■ **Written instruction**: Go through the entries and transcribe each one exactly, dropping the pictures.

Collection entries

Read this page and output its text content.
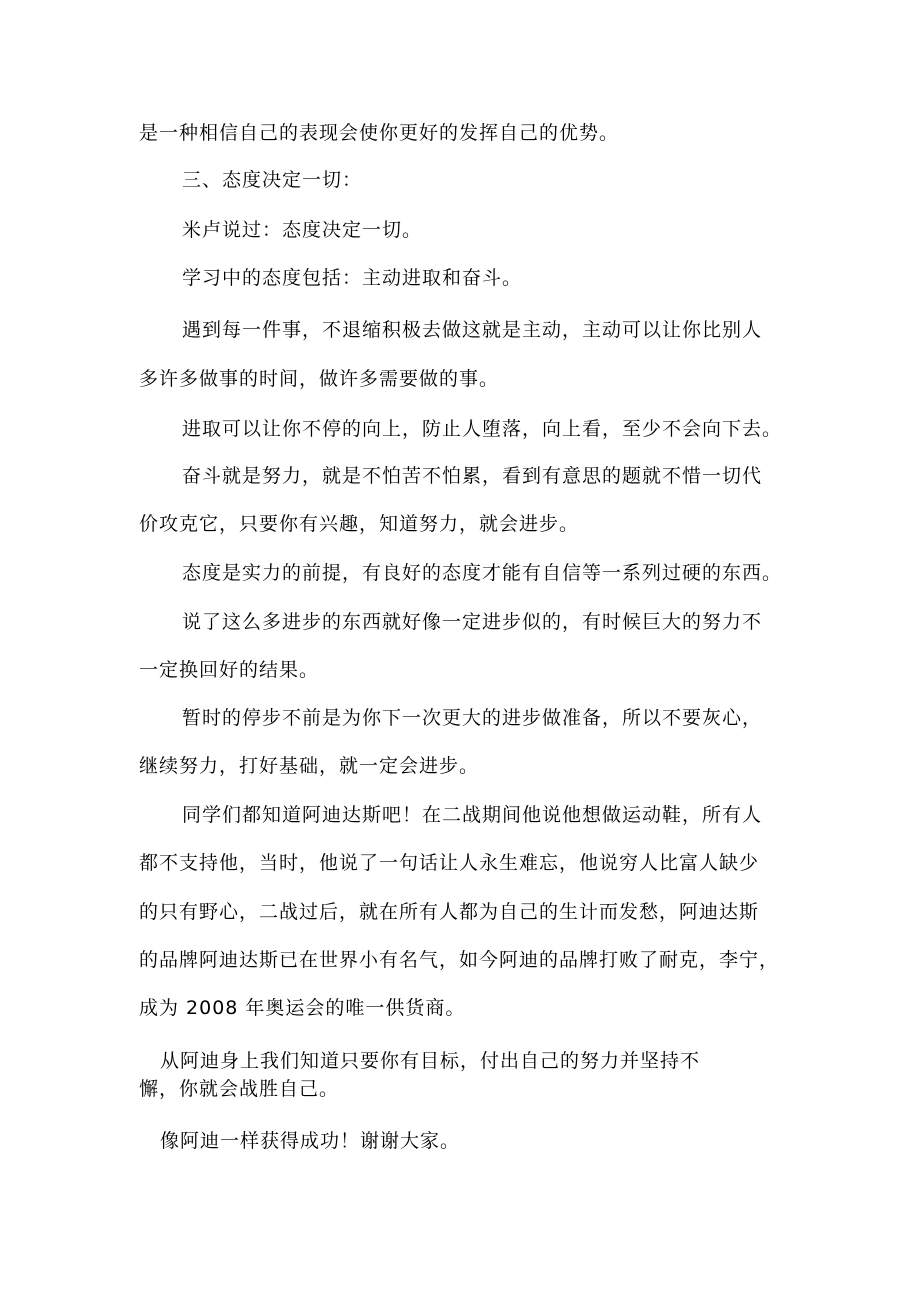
是一种相信自己的表现会使你更好的发挥自己的优势。
三、态度决定一切：
米卢说过：态度决定一切。
学习中的态度包括：主动进取和奋斗。
遇到每一件事，不退缩积极去做这就是主动，主动可以让你比别人
多许多做事的时间，做许多需要做的事。
进取可以让你不停的向上，防止人堕落，向上看，至少不会向下去。
奋斗就是努力，就是不怕苦不怕累，看到有意思的题就不惜一切代
价攻克它，只要你有兴趣，知道努力，就会进步。
态度是实力的前提，有良好的态度才能有自信等一系列过硬的东西。
说了这么多进步的东西就好像一定进步似的，有时候巨大的努力不
一定换回好的结果。
暂时的停步不前是为你下一次更大的进步做准备，所以不要灰心，
继续努力，打好基础，就一定会进步。
同学们都知道阿迪达斯吧！在二战期间他说他想做运动鞋，所有人
都不支持他，当时，他说了一句话让人永生难忘，他说穷人比富人缺少
的只有野心，二战过后，就在所有人都为自己的生计而发愁，阿迪达斯
的品牌阿迪达斯已在世界小有名气，如今阿迪的品牌打败了耐克，李宁，
成为 2008 年奥运会的唯一供货商。
从阿迪身上我们知道只要你有目标，付出自己的努力并坚持不
懈，你就会战胜自己。
像阿迪一样获得成功！谢谢大家。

■ **The response**:
Read this page and output its text content.
是一种相信自己的表现会使你更好的发挥自己的优势。
三、态度决定一切：
米卢说过：态度决定一切。
学习中的态度包括：主动进取和奋斗。
遇到每一件事，不退缩积极去做这就是主动，主动可以让你比别人
多许多做事的时间，做许多需要做的事。
进取可以让你不停的向上，防止人堕落，向上看，至少不会向下去。
奋斗就是努力，就是不怕苦不怕累，看到有意思的题就不惜一切代
价攻克它，只要你有兴趣，知道努力，就会进步。
态度是实力的前提，有良好的态度才能有自信等一系列过硬的东西。
说了这么多进步的东西就好像一定进步似的，有时候巨大的努力不
一定换回好的结果。
暂时的停步不前是为你下一次更大的进步做准备，所以不要灰心，
继续努力，打好基础，就一定会进步。
同学们都知道阿迪达斯吧！在二战期间他说他想做运动鞋，所有人
都不支持他，当时，他说了一句话让人永生难忘，他说穷人比富人缺少
的只有野心，二战过后，就在所有人都为自己的生计而发愁，阿迪达斯
的品牌阿迪达斯已在世界小有名气，如今阿迪的品牌打败了耐克，李宁，
成为 2008 年奥运会的唯一供货商。
从阿迪身上我们知道只要你有目标，付出自己的努力并坚持不
懈，你就会战胜自己。
像阿迪一样获得成功！谢谢大家。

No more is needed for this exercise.